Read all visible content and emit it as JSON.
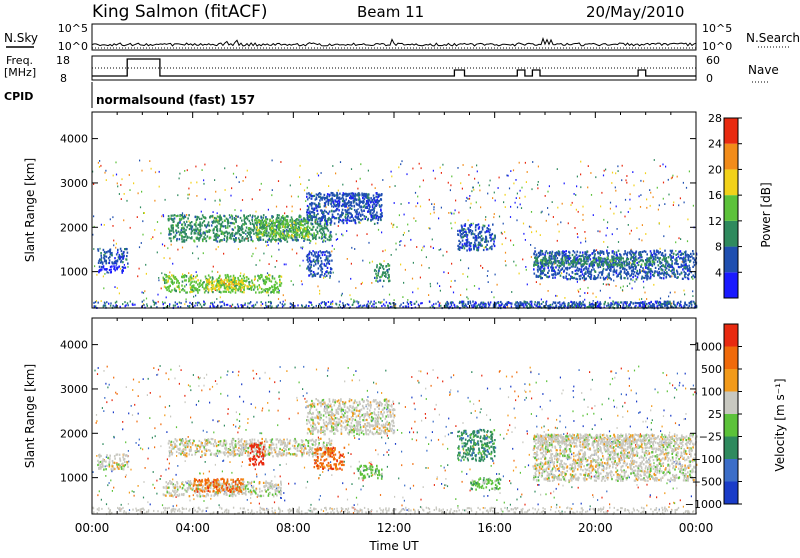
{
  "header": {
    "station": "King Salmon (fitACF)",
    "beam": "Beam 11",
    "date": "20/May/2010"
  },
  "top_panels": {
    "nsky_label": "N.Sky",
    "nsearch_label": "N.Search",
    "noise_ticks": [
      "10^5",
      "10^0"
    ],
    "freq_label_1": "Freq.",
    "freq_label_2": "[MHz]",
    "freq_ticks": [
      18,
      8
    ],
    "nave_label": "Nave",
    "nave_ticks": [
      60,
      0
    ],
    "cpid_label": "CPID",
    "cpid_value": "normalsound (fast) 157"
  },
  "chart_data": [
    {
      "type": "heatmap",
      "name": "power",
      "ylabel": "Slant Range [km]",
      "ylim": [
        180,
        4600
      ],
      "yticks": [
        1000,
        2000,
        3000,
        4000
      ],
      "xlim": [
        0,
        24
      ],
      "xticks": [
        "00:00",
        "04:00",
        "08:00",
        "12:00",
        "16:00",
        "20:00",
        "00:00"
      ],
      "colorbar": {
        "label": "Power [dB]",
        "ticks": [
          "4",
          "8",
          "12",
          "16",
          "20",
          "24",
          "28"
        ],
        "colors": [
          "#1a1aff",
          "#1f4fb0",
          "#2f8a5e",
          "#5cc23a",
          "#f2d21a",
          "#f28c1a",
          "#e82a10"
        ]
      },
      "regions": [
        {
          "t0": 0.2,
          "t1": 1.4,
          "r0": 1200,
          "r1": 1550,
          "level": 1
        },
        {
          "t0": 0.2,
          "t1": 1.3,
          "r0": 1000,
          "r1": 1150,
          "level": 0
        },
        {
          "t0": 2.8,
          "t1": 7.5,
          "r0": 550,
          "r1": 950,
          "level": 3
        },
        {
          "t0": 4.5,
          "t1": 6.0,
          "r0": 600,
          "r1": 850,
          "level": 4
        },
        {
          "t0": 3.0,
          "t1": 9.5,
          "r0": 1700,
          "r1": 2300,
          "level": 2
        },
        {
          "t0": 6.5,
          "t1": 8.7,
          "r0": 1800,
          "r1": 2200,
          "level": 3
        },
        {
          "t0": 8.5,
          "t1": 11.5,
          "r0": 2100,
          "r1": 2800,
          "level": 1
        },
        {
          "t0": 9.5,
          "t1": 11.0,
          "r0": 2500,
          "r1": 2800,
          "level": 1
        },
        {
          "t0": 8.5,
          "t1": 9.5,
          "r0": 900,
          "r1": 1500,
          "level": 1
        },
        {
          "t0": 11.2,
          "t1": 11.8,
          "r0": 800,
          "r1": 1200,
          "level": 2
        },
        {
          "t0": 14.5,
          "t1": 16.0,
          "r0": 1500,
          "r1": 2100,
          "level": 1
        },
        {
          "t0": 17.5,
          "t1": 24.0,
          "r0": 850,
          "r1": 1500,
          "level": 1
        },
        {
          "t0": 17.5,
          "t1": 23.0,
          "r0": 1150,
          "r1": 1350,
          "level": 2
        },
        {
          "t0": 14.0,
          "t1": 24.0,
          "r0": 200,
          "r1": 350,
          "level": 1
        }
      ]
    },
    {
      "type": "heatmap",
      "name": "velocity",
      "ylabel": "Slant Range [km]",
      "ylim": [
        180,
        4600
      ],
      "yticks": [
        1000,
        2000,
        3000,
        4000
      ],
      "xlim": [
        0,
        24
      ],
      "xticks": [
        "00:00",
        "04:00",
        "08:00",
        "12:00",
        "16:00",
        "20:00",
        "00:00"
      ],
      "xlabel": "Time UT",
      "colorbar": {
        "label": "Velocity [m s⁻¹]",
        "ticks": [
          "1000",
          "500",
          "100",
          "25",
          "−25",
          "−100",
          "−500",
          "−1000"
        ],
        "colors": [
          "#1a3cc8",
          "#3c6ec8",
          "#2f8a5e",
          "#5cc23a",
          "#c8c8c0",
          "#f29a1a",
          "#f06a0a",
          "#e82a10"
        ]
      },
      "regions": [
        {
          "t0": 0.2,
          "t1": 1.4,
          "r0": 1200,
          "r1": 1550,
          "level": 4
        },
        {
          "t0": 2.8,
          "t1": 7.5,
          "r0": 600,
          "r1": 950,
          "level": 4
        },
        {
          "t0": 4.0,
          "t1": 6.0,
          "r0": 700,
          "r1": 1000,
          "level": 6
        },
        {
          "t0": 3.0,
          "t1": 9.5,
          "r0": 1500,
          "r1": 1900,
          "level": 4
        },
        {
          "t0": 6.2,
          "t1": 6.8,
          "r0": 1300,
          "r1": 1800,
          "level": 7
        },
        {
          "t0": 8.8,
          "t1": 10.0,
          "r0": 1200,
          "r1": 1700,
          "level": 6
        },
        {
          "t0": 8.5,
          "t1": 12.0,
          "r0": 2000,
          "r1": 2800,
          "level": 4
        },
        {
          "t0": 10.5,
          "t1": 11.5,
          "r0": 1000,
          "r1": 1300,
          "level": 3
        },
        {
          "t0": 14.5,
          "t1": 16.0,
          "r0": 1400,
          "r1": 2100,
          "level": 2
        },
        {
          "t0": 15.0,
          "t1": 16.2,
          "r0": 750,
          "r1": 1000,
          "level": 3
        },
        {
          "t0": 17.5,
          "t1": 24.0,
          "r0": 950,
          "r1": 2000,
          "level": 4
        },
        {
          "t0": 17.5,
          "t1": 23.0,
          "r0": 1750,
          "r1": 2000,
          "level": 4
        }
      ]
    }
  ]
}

Task instructions:
Leave out the pictures and retype every line above exactly.

Response to the exercise:
Read all visible content and emit it as JSON.
{
  "header": {
    "station": "King Salmon (fitACF)",
    "beam": "Beam 11",
    "date": "20/May/2010"
  },
  "top_panels": {
    "nsky_label": "N.Sky",
    "nsearch_label": "N.Search",
    "noise_ticks": [
      "10^5",
      "10^0"
    ],
    "freq_label_1": "Freq.",
    "freq_label_2": "[MHz]",
    "freq_ticks": [
      18,
      8
    ],
    "nave_label": "Nave",
    "nave_ticks": [
      60,
      0
    ],
    "cpid_label": "CPID",
    "cpid_value": "normalsound (fast) 157"
  },
  "chart_data": [
    {
      "type": "heatmap",
      "name": "power",
      "ylabel": "Slant Range [km]",
      "ylim": [
        180,
        4600
      ],
      "yticks": [
        1000,
        2000,
        3000,
        4000
      ],
      "xlim": [
        0,
        24
      ],
      "xticks": [
        "00:00",
        "04:00",
        "08:00",
        "12:00",
        "16:00",
        "20:00",
        "00:00"
      ],
      "colorbar": {
        "label": "Power [dB]",
        "ticks": [
          "4",
          "8",
          "12",
          "16",
          "20",
          "24",
          "28"
        ],
        "colors": [
          "#1a1aff",
          "#1f4fb0",
          "#2f8a5e",
          "#5cc23a",
          "#f2d21a",
          "#f28c1a",
          "#e82a10"
        ]
      },
      "regions": [
        {
          "t0": 0.2,
          "t1": 1.4,
          "r0": 1200,
          "r1": 1550,
          "level": 1
        },
        {
          "t0": 0.2,
          "t1": 1.3,
          "r0": 1000,
          "r1": 1150,
          "level": 0
        },
        {
          "t0": 2.8,
          "t1": 7.5,
          "r0": 550,
          "r1": 950,
          "level": 3
        },
        {
          "t0": 4.5,
          "t1": 6.0,
          "r0": 600,
          "r1": 850,
          "level": 4
        },
        {
          "t0": 3.0,
          "t1": 9.5,
          "r0": 1700,
          "r1": 2300,
          "level": 2
        },
        {
          "t0": 6.5,
          "t1": 8.7,
          "r0": 1800,
          "r1": 2200,
          "level": 3
        },
        {
          "t0": 8.5,
          "t1": 11.5,
          "r0": 2100,
          "r1": 2800,
          "level": 1
        },
        {
          "t0": 9.5,
          "t1": 11.0,
          "r0": 2500,
          "r1": 2800,
          "level": 1
        },
        {
          "t0": 8.5,
          "t1": 9.5,
          "r0": 900,
          "r1": 1500,
          "level": 1
        },
        {
          "t0": 11.2,
          "t1": 11.8,
          "r0": 800,
          "r1": 1200,
          "level": 2
        },
        {
          "t0": 14.5,
          "t1": 16.0,
          "r0": 1500,
          "r1": 2100,
          "level": 1
        },
        {
          "t0": 17.5,
          "t1": 24.0,
          "r0": 850,
          "r1": 1500,
          "level": 1
        },
        {
          "t0": 17.5,
          "t1": 23.0,
          "r0": 1150,
          "r1": 1350,
          "level": 2
        },
        {
          "t0": 14.0,
          "t1": 24.0,
          "r0": 200,
          "r1": 350,
          "level": 1
        }
      ]
    },
    {
      "type": "heatmap",
      "name": "velocity",
      "ylabel": "Slant Range [km]",
      "ylim": [
        180,
        4600
      ],
      "yticks": [
        1000,
        2000,
        3000,
        4000
      ],
      "xlim": [
        0,
        24
      ],
      "xticks": [
        "00:00",
        "04:00",
        "08:00",
        "12:00",
        "16:00",
        "20:00",
        "00:00"
      ],
      "xlabel": "Time UT",
      "colorbar": {
        "label": "Velocity [m s⁻¹]",
        "ticks": [
          "1000",
          "500",
          "100",
          "25",
          "−25",
          "−100",
          "−500",
          "−1000"
        ],
        "colors": [
          "#1a3cc8",
          "#3c6ec8",
          "#2f8a5e",
          "#5cc23a",
          "#c8c8c0",
          "#f29a1a",
          "#f06a0a",
          "#e82a10"
        ]
      },
      "regions": [
        {
          "t0": 0.2,
          "t1": 1.4,
          "r0": 1200,
          "r1": 1550,
          "level": 4
        },
        {
          "t0": 2.8,
          "t1": 7.5,
          "r0": 600,
          "r1": 950,
          "level": 4
        },
        {
          "t0": 4.0,
          "t1": 6.0,
          "r0": 700,
          "r1": 1000,
          "level": 6
        },
        {
          "t0": 3.0,
          "t1": 9.5,
          "r0": 1500,
          "r1": 1900,
          "level": 4
        },
        {
          "t0": 6.2,
          "t1": 6.8,
          "r0": 1300,
          "r1": 1800,
          "level": 7
        },
        {
          "t0": 8.8,
          "t1": 10.0,
          "r0": 1200,
          "r1": 1700,
          "level": 6
        },
        {
          "t0": 8.5,
          "t1": 12.0,
          "r0": 2000,
          "r1": 2800,
          "level": 4
        },
        {
          "t0": 10.5,
          "t1": 11.5,
          "r0": 1000,
          "r1": 1300,
          "level": 3
        },
        {
          "t0": 14.5,
          "t1": 16.0,
          "r0": 1400,
          "r1": 2100,
          "level": 2
        },
        {
          "t0": 15.0,
          "t1": 16.2,
          "r0": 750,
          "r1": 1000,
          "level": 3
        },
        {
          "t0": 17.5,
          "t1": 24.0,
          "r0": 950,
          "r1": 2000,
          "level": 4
        },
        {
          "t0": 17.5,
          "t1": 23.0,
          "r0": 1750,
          "r1": 2000,
          "level": 4
        }
      ]
    }
  ]
}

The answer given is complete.